++++ Given data ++++
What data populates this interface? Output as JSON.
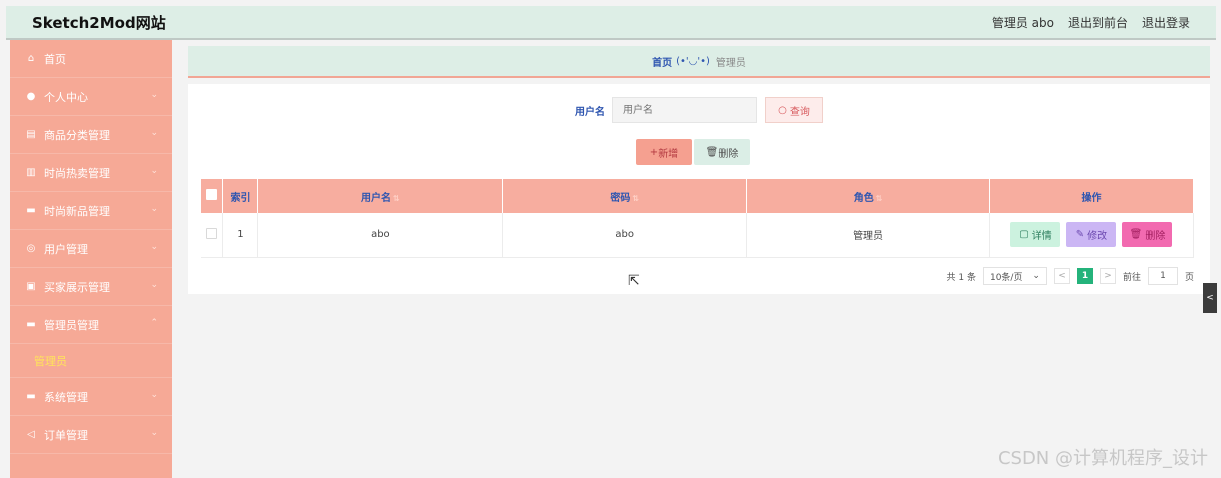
{
  "header": {
    "brand": "Sketch2Mod网站",
    "links": [
      "管理员 abo",
      "退出到前台",
      "退出登录"
    ]
  },
  "sidebar": {
    "items": [
      {
        "label": "首页",
        "icon": "home-icon",
        "expanded": false,
        "has_arrow": false
      },
      {
        "label": "个人中心",
        "icon": "user-icon",
        "expanded": false,
        "has_arrow": true
      },
      {
        "label": "商品分类管理",
        "icon": "category-icon",
        "expanded": false,
        "has_arrow": true
      },
      {
        "label": "时尚热卖管理",
        "icon": "chart-icon",
        "expanded": false,
        "has_arrow": true
      },
      {
        "label": "时尚新品管理",
        "icon": "new-product-icon",
        "expanded": false,
        "has_arrow": true
      },
      {
        "label": "用户管理",
        "icon": "users-icon",
        "expanded": false,
        "has_arrow": true
      },
      {
        "label": "买家展示管理",
        "icon": "display-icon",
        "expanded": false,
        "has_arrow": true
      },
      {
        "label": "管理员管理",
        "icon": "admin-icon",
        "expanded": true,
        "has_arrow": true
      },
      {
        "label": "系统管理",
        "icon": "settings-icon",
        "expanded": false,
        "has_arrow": true
      },
      {
        "label": "订单管理",
        "icon": "order-icon",
        "expanded": false,
        "has_arrow": true
      }
    ],
    "submenu": {
      "label": "管理员"
    }
  },
  "breadcrumb": {
    "home": "首页",
    "face": "(•'◡'•)",
    "current": "管理员"
  },
  "search": {
    "label": "用户名",
    "placeholder": "用户名",
    "button": "查询"
  },
  "actions": {
    "add": "新增",
    "delete": "删除"
  },
  "table": {
    "columns": [
      "索引",
      "用户名",
      "密码",
      "角色",
      "操作"
    ],
    "rows": [
      {
        "index": "1",
        "username": "abo",
        "password": "abo",
        "role": "管理员"
      }
    ],
    "operations": {
      "detail": "详情",
      "edit": "修改",
      "remove": "删除"
    }
  },
  "pagination": {
    "total": "共 1 条",
    "page_size": "10条/页",
    "current_page": "1",
    "goto_prefix": "前往",
    "goto_value": "1",
    "goto_suffix": "页"
  },
  "watermark": "CSDN @计算机程序_设计",
  "colors": {
    "header_bg": "#ddeee6",
    "sidebar_bg": "#f6a996",
    "table_header_bg": "#f7ad9f",
    "active_page": "#24b37b"
  }
}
++++
## Task details
Leave out every picture and copy the rest of the records exactly.

## Final result
What data populates this interface? Output as JSON.
{
  "header": {
    "brand": "Sketch2Mod网站",
    "links": [
      "管理员 abo",
      "退出到前台",
      "退出登录"
    ]
  },
  "sidebar": {
    "items": [
      {
        "label": "首页",
        "icon": "home-icon",
        "expanded": false,
        "has_arrow": false
      },
      {
        "label": "个人中心",
        "icon": "user-icon",
        "expanded": false,
        "has_arrow": true
      },
      {
        "label": "商品分类管理",
        "icon": "category-icon",
        "expanded": false,
        "has_arrow": true
      },
      {
        "label": "时尚热卖管理",
        "icon": "chart-icon",
        "expanded": false,
        "has_arrow": true
      },
      {
        "label": "时尚新品管理",
        "icon": "new-product-icon",
        "expanded": false,
        "has_arrow": true
      },
      {
        "label": "用户管理",
        "icon": "users-icon",
        "expanded": false,
        "has_arrow": true
      },
      {
        "label": "买家展示管理",
        "icon": "display-icon",
        "expanded": false,
        "has_arrow": true
      },
      {
        "label": "管理员管理",
        "icon": "admin-icon",
        "expanded": true,
        "has_arrow": true
      },
      {
        "label": "系统管理",
        "icon": "settings-icon",
        "expanded": false,
        "has_arrow": true
      },
      {
        "label": "订单管理",
        "icon": "order-icon",
        "expanded": false,
        "has_arrow": true
      }
    ],
    "submenu": {
      "label": "管理员"
    }
  },
  "breadcrumb": {
    "home": "首页",
    "face": "(•'◡'•)",
    "current": "管理员"
  },
  "search": {
    "label": "用户名",
    "placeholder": "用户名",
    "button": "查询"
  },
  "actions": {
    "add": "新增",
    "delete": "删除"
  },
  "table": {
    "columns": [
      "索引",
      "用户名",
      "密码",
      "角色",
      "操作"
    ],
    "rows": [
      {
        "index": "1",
        "username": "abo",
        "password": "abo",
        "role": "管理员"
      }
    ],
    "operations": {
      "detail": "详情",
      "edit": "修改",
      "remove": "删除"
    }
  },
  "pagination": {
    "total": "共 1 条",
    "page_size": "10条/页",
    "current_page": "1",
    "goto_prefix": "前往",
    "goto_value": "1",
    "goto_suffix": "页"
  },
  "watermark": "CSDN @计算机程序_设计",
  "colors": {
    "header_bg": "#ddeee6",
    "sidebar_bg": "#f6a996",
    "table_header_bg": "#f7ad9f",
    "active_page": "#24b37b"
  }
}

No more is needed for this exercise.